╭─ Materials provided
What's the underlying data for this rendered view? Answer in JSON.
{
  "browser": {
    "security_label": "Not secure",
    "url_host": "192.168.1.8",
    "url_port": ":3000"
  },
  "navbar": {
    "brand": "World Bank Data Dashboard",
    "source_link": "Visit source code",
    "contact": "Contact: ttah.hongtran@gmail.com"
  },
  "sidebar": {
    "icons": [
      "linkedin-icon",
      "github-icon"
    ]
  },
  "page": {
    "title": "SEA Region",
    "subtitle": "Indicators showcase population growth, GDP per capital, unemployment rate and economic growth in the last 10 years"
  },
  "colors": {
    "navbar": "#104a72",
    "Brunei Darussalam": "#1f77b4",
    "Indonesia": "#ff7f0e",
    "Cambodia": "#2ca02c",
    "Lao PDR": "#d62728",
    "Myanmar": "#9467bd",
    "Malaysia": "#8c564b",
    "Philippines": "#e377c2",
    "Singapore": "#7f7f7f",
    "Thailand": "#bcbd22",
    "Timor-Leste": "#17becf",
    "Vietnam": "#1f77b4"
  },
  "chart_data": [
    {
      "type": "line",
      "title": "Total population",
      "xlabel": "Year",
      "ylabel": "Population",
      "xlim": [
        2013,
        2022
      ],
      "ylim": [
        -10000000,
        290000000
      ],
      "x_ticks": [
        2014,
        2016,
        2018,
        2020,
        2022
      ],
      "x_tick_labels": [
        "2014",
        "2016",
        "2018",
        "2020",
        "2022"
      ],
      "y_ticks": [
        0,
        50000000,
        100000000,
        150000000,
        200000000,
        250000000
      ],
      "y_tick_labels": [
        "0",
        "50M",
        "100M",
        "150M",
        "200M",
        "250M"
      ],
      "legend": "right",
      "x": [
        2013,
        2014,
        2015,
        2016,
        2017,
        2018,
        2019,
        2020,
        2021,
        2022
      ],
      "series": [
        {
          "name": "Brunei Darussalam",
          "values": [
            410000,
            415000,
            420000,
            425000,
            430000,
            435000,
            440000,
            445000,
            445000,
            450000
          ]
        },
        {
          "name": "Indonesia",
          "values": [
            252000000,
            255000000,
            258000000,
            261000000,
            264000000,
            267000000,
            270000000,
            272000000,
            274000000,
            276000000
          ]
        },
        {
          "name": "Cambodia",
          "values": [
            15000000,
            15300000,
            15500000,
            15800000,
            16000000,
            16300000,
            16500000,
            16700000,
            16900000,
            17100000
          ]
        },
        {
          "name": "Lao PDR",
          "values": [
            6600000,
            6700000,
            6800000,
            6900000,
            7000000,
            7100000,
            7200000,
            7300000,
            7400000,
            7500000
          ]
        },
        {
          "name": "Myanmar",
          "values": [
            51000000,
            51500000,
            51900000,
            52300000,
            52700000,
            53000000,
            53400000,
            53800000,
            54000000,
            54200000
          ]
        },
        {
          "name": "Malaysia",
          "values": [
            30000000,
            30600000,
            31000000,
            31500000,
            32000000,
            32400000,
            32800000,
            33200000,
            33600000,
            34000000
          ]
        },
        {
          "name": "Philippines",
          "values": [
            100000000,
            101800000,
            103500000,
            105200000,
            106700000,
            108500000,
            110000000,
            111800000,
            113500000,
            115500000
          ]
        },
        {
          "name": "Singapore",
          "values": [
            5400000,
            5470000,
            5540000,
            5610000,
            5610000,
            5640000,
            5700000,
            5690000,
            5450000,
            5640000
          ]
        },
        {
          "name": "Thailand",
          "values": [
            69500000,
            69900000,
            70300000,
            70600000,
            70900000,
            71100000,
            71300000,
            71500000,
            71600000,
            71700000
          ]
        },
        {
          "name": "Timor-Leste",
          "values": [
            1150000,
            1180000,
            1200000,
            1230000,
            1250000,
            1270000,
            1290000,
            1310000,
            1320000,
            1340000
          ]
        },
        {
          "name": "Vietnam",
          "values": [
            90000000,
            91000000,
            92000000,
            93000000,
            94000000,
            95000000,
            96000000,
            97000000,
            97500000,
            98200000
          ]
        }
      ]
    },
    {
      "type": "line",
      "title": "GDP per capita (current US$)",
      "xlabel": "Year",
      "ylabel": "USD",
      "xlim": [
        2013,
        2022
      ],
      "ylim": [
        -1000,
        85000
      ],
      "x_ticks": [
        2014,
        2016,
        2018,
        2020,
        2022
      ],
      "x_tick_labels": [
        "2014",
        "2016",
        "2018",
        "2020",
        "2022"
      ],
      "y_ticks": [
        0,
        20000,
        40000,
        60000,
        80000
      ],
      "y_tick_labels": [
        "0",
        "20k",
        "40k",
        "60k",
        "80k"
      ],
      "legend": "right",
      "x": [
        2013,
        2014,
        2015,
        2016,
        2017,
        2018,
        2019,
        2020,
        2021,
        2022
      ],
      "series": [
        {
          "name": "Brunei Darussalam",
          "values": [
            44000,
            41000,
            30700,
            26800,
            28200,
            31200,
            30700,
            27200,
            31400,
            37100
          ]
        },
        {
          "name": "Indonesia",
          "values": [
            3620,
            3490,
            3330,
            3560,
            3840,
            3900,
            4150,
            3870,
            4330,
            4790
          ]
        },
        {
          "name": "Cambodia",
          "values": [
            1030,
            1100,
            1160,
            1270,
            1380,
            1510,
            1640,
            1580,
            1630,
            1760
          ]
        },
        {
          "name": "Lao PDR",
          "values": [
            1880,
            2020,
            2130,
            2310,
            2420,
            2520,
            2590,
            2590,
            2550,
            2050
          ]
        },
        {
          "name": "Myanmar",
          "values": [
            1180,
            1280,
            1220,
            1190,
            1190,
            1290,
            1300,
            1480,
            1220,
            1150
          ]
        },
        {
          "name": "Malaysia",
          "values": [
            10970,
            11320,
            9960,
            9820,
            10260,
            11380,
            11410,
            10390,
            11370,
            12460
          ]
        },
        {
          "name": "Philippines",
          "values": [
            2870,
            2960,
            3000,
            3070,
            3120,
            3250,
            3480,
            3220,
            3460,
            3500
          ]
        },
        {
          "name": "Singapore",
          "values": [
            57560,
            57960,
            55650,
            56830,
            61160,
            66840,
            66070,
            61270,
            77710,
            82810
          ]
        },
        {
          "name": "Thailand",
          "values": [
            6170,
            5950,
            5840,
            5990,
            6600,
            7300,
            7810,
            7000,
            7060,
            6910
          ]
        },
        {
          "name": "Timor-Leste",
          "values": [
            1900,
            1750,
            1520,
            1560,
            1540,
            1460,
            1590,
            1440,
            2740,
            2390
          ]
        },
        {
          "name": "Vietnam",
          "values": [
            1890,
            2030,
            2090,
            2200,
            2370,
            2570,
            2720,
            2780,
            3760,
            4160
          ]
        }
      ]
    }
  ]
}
╰─
• [Task goal]
Take the lines above and retype all of them exactly.

• [Output below]
What's the underlying data for this rendered view? Answer in JSON.
{
  "browser": {
    "security_label": "Not secure",
    "url_host": "192.168.1.8",
    "url_port": ":3000"
  },
  "navbar": {
    "brand": "World Bank Data Dashboard",
    "source_link": "Visit source code",
    "contact": "Contact: ttah.hongtran@gmail.com"
  },
  "sidebar": {
    "icons": [
      "linkedin-icon",
      "github-icon"
    ]
  },
  "page": {
    "title": "SEA Region",
    "subtitle": "Indicators showcase population growth, GDP per capital, unemployment rate and economic growth in the last 10 years"
  },
  "colors": {
    "navbar": "#104a72",
    "Brunei Darussalam": "#1f77b4",
    "Indonesia": "#ff7f0e",
    "Cambodia": "#2ca02c",
    "Lao PDR": "#d62728",
    "Myanmar": "#9467bd",
    "Malaysia": "#8c564b",
    "Philippines": "#e377c2",
    "Singapore": "#7f7f7f",
    "Thailand": "#bcbd22",
    "Timor-Leste": "#17becf",
    "Vietnam": "#1f77b4"
  },
  "chart_data": [
    {
      "type": "line",
      "title": "Total population",
      "xlabel": "Year",
      "ylabel": "Population",
      "xlim": [
        2013,
        2022
      ],
      "ylim": [
        -10000000,
        290000000
      ],
      "x_ticks": [
        2014,
        2016,
        2018,
        2020,
        2022
      ],
      "x_tick_labels": [
        "2014",
        "2016",
        "2018",
        "2020",
        "2022"
      ],
      "y_ticks": [
        0,
        50000000,
        100000000,
        150000000,
        200000000,
        250000000
      ],
      "y_tick_labels": [
        "0",
        "50M",
        "100M",
        "150M",
        "200M",
        "250M"
      ],
      "legend": "right",
      "x": [
        2013,
        2014,
        2015,
        2016,
        2017,
        2018,
        2019,
        2020,
        2021,
        2022
      ],
      "series": [
        {
          "name": "Brunei Darussalam",
          "values": [
            410000,
            415000,
            420000,
            425000,
            430000,
            435000,
            440000,
            445000,
            445000,
            450000
          ]
        },
        {
          "name": "Indonesia",
          "values": [
            252000000,
            255000000,
            258000000,
            261000000,
            264000000,
            267000000,
            270000000,
            272000000,
            274000000,
            276000000
          ]
        },
        {
          "name": "Cambodia",
          "values": [
            15000000,
            15300000,
            15500000,
            15800000,
            16000000,
            16300000,
            16500000,
            16700000,
            16900000,
            17100000
          ]
        },
        {
          "name": "Lao PDR",
          "values": [
            6600000,
            6700000,
            6800000,
            6900000,
            7000000,
            7100000,
            7200000,
            7300000,
            7400000,
            7500000
          ]
        },
        {
          "name": "Myanmar",
          "values": [
            51000000,
            51500000,
            51900000,
            52300000,
            52700000,
            53000000,
            53400000,
            53800000,
            54000000,
            54200000
          ]
        },
        {
          "name": "Malaysia",
          "values": [
            30000000,
            30600000,
            31000000,
            31500000,
            32000000,
            32400000,
            32800000,
            33200000,
            33600000,
            34000000
          ]
        },
        {
          "name": "Philippines",
          "values": [
            100000000,
            101800000,
            103500000,
            105200000,
            106700000,
            108500000,
            110000000,
            111800000,
            113500000,
            115500000
          ]
        },
        {
          "name": "Singapore",
          "values": [
            5400000,
            5470000,
            5540000,
            5610000,
            5610000,
            5640000,
            5700000,
            5690000,
            5450000,
            5640000
          ]
        },
        {
          "name": "Thailand",
          "values": [
            69500000,
            69900000,
            70300000,
            70600000,
            70900000,
            71100000,
            71300000,
            71500000,
            71600000,
            71700000
          ]
        },
        {
          "name": "Timor-Leste",
          "values": [
            1150000,
            1180000,
            1200000,
            1230000,
            1250000,
            1270000,
            1290000,
            1310000,
            1320000,
            1340000
          ]
        },
        {
          "name": "Vietnam",
          "values": [
            90000000,
            91000000,
            92000000,
            93000000,
            94000000,
            95000000,
            96000000,
            97000000,
            97500000,
            98200000
          ]
        }
      ]
    },
    {
      "type": "line",
      "title": "GDP per capita (current US$)",
      "xlabel": "Year",
      "ylabel": "USD",
      "xlim": [
        2013,
        2022
      ],
      "ylim": [
        -1000,
        85000
      ],
      "x_ticks": [
        2014,
        2016,
        2018,
        2020,
        2022
      ],
      "x_tick_labels": [
        "2014",
        "2016",
        "2018",
        "2020",
        "2022"
      ],
      "y_ticks": [
        0,
        20000,
        40000,
        60000,
        80000
      ],
      "y_tick_labels": [
        "0",
        "20k",
        "40k",
        "60k",
        "80k"
      ],
      "legend": "right",
      "x": [
        2013,
        2014,
        2015,
        2016,
        2017,
        2018,
        2019,
        2020,
        2021,
        2022
      ],
      "series": [
        {
          "name": "Brunei Darussalam",
          "values": [
            44000,
            41000,
            30700,
            26800,
            28200,
            31200,
            30700,
            27200,
            31400,
            37100
          ]
        },
        {
          "name": "Indonesia",
          "values": [
            3620,
            3490,
            3330,
            3560,
            3840,
            3900,
            4150,
            3870,
            4330,
            4790
          ]
        },
        {
          "name": "Cambodia",
          "values": [
            1030,
            1100,
            1160,
            1270,
            1380,
            1510,
            1640,
            1580,
            1630,
            1760
          ]
        },
        {
          "name": "Lao PDR",
          "values": [
            1880,
            2020,
            2130,
            2310,
            2420,
            2520,
            2590,
            2590,
            2550,
            2050
          ]
        },
        {
          "name": "Myanmar",
          "values": [
            1180,
            1280,
            1220,
            1190,
            1190,
            1290,
            1300,
            1480,
            1220,
            1150
          ]
        },
        {
          "name": "Malaysia",
          "values": [
            10970,
            11320,
            9960,
            9820,
            10260,
            11380,
            11410,
            10390,
            11370,
            12460
          ]
        },
        {
          "name": "Philippines",
          "values": [
            2870,
            2960,
            3000,
            3070,
            3120,
            3250,
            3480,
            3220,
            3460,
            3500
          ]
        },
        {
          "name": "Singapore",
          "values": [
            57560,
            57960,
            55650,
            56830,
            61160,
            66840,
            66070,
            61270,
            77710,
            82810
          ]
        },
        {
          "name": "Thailand",
          "values": [
            6170,
            5950,
            5840,
            5990,
            6600,
            7300,
            7810,
            7000,
            7060,
            6910
          ]
        },
        {
          "name": "Timor-Leste",
          "values": [
            1900,
            1750,
            1520,
            1560,
            1540,
            1460,
            1590,
            1440,
            2740,
            2390
          ]
        },
        {
          "name": "Vietnam",
          "values": [
            1890,
            2030,
            2090,
            2200,
            2370,
            2570,
            2720,
            2780,
            3760,
            4160
          ]
        }
      ]
    }
  ]
}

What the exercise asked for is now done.